Look through the material below and give the number of lines holding "عبودية", with no other words.
>> start EXCERPTED RECORDS
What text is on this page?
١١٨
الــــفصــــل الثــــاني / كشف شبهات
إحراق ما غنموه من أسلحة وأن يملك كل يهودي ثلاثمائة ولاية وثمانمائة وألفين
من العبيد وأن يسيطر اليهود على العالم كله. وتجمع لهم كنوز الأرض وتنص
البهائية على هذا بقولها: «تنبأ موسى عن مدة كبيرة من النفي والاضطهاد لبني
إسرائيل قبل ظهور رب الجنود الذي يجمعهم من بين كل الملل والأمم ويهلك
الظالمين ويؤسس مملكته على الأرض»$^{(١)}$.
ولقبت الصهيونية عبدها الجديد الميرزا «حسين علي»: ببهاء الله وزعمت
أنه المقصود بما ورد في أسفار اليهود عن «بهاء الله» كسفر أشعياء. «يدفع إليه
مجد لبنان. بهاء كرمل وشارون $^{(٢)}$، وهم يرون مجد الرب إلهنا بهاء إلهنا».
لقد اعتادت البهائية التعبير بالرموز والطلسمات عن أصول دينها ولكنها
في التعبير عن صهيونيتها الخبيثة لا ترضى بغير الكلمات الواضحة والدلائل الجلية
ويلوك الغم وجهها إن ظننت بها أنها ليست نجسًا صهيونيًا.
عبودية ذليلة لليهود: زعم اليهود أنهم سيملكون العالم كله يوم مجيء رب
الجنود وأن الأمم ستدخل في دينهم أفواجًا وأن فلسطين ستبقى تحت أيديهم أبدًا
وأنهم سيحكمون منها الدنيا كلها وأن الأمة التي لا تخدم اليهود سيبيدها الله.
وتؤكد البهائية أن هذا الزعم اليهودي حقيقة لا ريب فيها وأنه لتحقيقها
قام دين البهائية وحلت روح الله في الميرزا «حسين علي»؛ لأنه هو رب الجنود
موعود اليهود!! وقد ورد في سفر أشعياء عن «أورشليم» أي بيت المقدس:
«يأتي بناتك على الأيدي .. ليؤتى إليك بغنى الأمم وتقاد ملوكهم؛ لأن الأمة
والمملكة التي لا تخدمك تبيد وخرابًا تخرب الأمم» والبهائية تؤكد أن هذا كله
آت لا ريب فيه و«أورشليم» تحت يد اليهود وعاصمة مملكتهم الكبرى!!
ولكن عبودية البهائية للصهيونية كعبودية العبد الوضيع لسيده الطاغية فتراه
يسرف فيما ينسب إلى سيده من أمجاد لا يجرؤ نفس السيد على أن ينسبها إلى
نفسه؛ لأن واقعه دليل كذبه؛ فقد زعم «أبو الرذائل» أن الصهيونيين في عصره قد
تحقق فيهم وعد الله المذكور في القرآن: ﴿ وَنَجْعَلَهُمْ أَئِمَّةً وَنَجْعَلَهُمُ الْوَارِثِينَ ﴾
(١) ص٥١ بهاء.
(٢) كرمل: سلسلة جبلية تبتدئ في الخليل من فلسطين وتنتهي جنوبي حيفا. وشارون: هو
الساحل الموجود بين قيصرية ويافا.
>> end EXCERPTED RECORDS
_COMPLETED TASK_
2